What to work on:
Without including any pictures, write out all the entries exactly.

** START OF Records to process **

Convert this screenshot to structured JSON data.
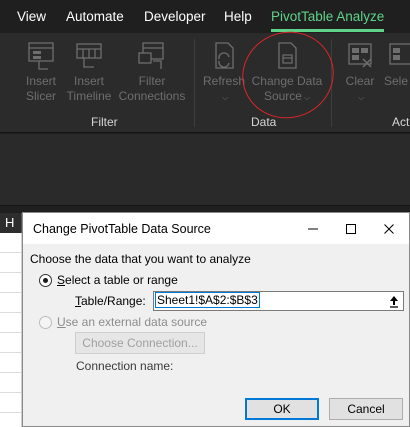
{
  "ribbon": {
    "tabs": [
      {
        "label": "View",
        "active": false
      },
      {
        "label": "Automate",
        "active": false
      },
      {
        "label": "Developer",
        "active": false
      },
      {
        "label": "Help",
        "active": false
      },
      {
        "label": "PivotTable Analyze",
        "active": true
      }
    ],
    "filter_group": {
      "label": "Filter",
      "buttons": [
        "Insert\nSlicer",
        "Insert\nTimeline",
        "Filter\nConnections"
      ]
    },
    "data_group": {
      "label": "Data",
      "refresh": "Refresh",
      "change_source_line1": "Change Data",
      "change_source_line2": "Source"
    },
    "actions_group": {
      "label": "Act",
      "clear": "Clear",
      "select": "Sele"
    },
    "accent_color": "#5fd38a"
  },
  "sheet": {
    "column_header": "H"
  },
  "dialog": {
    "title": "Change PivotTable Data Source",
    "prompt": "Choose the data that you want to analyze",
    "option_table": {
      "label_prefix": "",
      "label_underlined": "S",
      "label_rest": "elect a table or range",
      "selected": true
    },
    "range_label_underlined": "T",
    "range_label_rest": "able/Range:",
    "range_value": "Sheet1!$A$2:$B$3",
    "option_external": {
      "label_underlined": "U",
      "label_rest": "se an external data source",
      "selected": false
    },
    "choose_connection_label": "Choose Connection...",
    "connection_name_label": "Connection name:",
    "ok_label": "OK",
    "cancel_label": "Cancel"
  }
}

** END OF Records to process **

Problem solution:
Convert this screenshot to structured JSON data.
{
  "ribbon": {
    "tabs": [
      {
        "label": "View",
        "active": false
      },
      {
        "label": "Automate",
        "active": false
      },
      {
        "label": "Developer",
        "active": false
      },
      {
        "label": "Help",
        "active": false
      },
      {
        "label": "PivotTable Analyze",
        "active": true
      }
    ],
    "filter_group": {
      "label": "Filter",
      "buttons": [
        "Insert\nSlicer",
        "Insert\nTimeline",
        "Filter\nConnections"
      ]
    },
    "data_group": {
      "label": "Data",
      "refresh": "Refresh",
      "change_source_line1": "Change Data",
      "change_source_line2": "Source"
    },
    "actions_group": {
      "label": "Act",
      "clear": "Clear",
      "select": "Sele"
    },
    "accent_color": "#5fd38a"
  },
  "sheet": {
    "column_header": "H"
  },
  "dialog": {
    "title": "Change PivotTable Data Source",
    "prompt": "Choose the data that you want to analyze",
    "option_table": {
      "label_prefix": "",
      "label_underlined": "S",
      "label_rest": "elect a table or range",
      "selected": true
    },
    "range_label_underlined": "T",
    "range_label_rest": "able/Range:",
    "range_value": "Sheet1!$A$2:$B$3",
    "option_external": {
      "label_underlined": "U",
      "label_rest": "se an external data source",
      "selected": false
    },
    "choose_connection_label": "Choose Connection...",
    "connection_name_label": "Connection name:",
    "ok_label": "OK",
    "cancel_label": "Cancel"
  }
}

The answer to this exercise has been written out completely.